» Figure contents as structured data
^^^^^^^^
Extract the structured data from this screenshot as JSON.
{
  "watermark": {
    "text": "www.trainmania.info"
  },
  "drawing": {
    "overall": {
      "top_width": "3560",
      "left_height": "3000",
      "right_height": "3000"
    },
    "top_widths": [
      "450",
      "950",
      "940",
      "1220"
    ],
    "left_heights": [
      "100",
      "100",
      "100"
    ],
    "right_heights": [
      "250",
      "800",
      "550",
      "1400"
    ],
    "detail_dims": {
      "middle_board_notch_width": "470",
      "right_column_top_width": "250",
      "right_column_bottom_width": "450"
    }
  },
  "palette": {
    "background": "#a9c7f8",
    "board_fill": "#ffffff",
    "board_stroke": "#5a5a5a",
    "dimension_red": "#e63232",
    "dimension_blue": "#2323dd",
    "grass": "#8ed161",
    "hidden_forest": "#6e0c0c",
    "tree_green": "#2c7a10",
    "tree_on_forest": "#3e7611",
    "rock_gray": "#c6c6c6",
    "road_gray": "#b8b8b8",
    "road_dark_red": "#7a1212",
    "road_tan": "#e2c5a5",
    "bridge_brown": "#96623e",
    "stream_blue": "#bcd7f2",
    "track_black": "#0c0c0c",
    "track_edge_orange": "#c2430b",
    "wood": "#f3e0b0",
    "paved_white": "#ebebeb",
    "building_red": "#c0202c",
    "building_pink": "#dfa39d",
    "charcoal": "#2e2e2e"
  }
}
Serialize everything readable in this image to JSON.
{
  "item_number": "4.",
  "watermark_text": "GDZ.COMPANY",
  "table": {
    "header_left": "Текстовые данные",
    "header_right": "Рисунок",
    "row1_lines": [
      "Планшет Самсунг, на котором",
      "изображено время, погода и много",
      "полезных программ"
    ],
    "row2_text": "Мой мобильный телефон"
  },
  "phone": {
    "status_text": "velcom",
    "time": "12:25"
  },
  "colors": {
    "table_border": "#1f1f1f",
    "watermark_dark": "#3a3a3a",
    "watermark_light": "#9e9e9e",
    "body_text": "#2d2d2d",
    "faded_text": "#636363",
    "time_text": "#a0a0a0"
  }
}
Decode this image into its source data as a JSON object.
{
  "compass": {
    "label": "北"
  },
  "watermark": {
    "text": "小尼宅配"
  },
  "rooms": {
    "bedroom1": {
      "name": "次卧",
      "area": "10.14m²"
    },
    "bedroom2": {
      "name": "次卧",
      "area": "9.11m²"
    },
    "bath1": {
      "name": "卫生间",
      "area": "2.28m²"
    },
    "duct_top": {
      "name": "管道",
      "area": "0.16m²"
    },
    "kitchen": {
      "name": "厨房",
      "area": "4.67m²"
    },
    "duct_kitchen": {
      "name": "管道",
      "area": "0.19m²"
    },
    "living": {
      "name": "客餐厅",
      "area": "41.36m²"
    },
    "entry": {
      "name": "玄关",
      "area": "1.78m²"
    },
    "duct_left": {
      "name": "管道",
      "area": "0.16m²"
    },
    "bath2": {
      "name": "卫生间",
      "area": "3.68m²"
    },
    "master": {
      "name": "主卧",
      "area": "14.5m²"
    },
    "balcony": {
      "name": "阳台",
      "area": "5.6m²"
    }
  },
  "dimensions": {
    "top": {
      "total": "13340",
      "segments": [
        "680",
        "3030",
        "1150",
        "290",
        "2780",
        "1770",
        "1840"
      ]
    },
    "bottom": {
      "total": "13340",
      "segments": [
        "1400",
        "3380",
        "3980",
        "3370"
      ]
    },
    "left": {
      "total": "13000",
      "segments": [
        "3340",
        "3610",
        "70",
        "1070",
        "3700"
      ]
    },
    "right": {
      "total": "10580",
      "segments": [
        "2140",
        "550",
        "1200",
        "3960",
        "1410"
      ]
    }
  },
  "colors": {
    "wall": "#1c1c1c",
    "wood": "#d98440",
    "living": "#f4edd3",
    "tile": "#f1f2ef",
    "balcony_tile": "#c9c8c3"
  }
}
^^^^^^^^
» What to do
Copy the entries above exactly, leaving none out.

» Written answer
Extract the structured data from this screenshot as JSON.
{
  "watermark": {
    "text": "www.trainmania.info"
  },
  "drawing": {
    "overall": {
      "top_width": "3560",
      "left_height": "3000",
      "right_height": "3000"
    },
    "top_widths": [
      "450",
      "950",
      "940",
      "1220"
    ],
    "left_heights": [
      "100",
      "100",
      "100"
    ],
    "right_heights": [
      "250",
      "800",
      "550",
      "1400"
    ],
    "detail_dims": {
      "middle_board_notch_width": "470",
      "right_column_top_width": "250",
      "right_column_bottom_width": "450"
    }
  },
  "palette": {
    "background": "#a9c7f8",
    "board_fill": "#ffffff",
    "board_stroke": "#5a5a5a",
    "dimension_red": "#e63232",
    "dimension_blue": "#2323dd",
    "grass": "#8ed161",
    "hidden_forest": "#6e0c0c",
    "tree_green": "#2c7a10",
    "tree_on_forest": "#3e7611",
    "rock_gray": "#c6c6c6",
    "road_gray": "#b8b8b8",
    "road_dark_red": "#7a1212",
    "road_tan": "#e2c5a5",
    "bridge_brown": "#96623e",
    "stream_blue": "#bcd7f2",
    "track_black": "#0c0c0c",
    "track_edge_orange": "#c2430b",
    "wood": "#f3e0b0",
    "paved_white": "#ebebeb",
    "building_red": "#c0202c",
    "building_pink": "#dfa39d",
    "charcoal": "#2e2e2e"
  }
}
Serialize everything readable in this image to JSON.
{
  "item_number": "4.",
  "watermark_text": "GDZ.COMPANY",
  "table": {
    "header_left": "Текстовые данные",
    "header_right": "Рисунок",
    "row1_lines": [
      "Планшет Самсунг, на котором",
      "изображено время, погода и много",
      "полезных программ"
    ],
    "row2_text": "Мой мобильный телефон"
  },
  "phone": {
    "status_text": "velcom",
    "time": "12:25"
  },
  "colors": {
    "table_border": "#1f1f1f",
    "watermark_dark": "#3a3a3a",
    "watermark_light": "#9e9e9e",
    "body_text": "#2d2d2d",
    "faded_text": "#636363",
    "time_text": "#a0a0a0"
  }
}
Decode this image into its source data as a JSON object.
{
  "compass": {
    "label": "北"
  },
  "watermark": {
    "text": "小尼宅配"
  },
  "rooms": {
    "bedroom1": {
      "name": "次卧",
      "area": "10.14m²"
    },
    "bedroom2": {
      "name": "次卧",
      "area": "9.11m²"
    },
    "bath1": {
      "name": "卫生间",
      "area": "2.28m²"
    },
    "duct_top": {
      "name": "管道",
      "area": "0.16m²"
    },
    "kitchen": {
      "name": "厨房",
      "area": "4.67m²"
    },
    "duct_kitchen": {
      "name": "管道",
      "area": "0.19m²"
    },
    "living": {
      "name": "客餐厅",
      "area": "41.36m²"
    },
    "entry": {
      "name": "玄关",
      "area": "1.78m²"
    },
    "duct_left": {
      "name": "管道",
      "area": "0.16m²"
    },
    "bath2": {
      "name": "卫生间",
      "area": "3.68m²"
    },
    "master": {
      "name": "主卧",
      "area": "14.5m²"
    },
    "balcony": {
      "name": "阳台",
      "area": "5.6m²"
    }
  },
  "dimensions": {
    "top": {
      "total": "13340",
      "segments": [
        "680",
        "3030",
        "1150",
        "290",
        "2780",
        "1770",
        "1840"
      ]
    },
    "bottom": {
      "total": "13340",
      "segments": [
        "1400",
        "3380",
        "3980",
        "3370"
      ]
    },
    "left": {
      "total": "13000",
      "segments": [
        "3340",
        "3610",
        "70",
        "1070",
        "3700"
      ]
    },
    "right": {
      "total": "10580",
      "segments": [
        "2140",
        "550",
        "1200",
        "3960",
        "1410"
      ]
    }
  },
  "colors": {
    "wall": "#1c1c1c",
    "wood": "#d98440",
    "living": "#f4edd3",
    "tile": "#f1f2ef",
    "balcony_tile": "#c9c8c3"
  }
}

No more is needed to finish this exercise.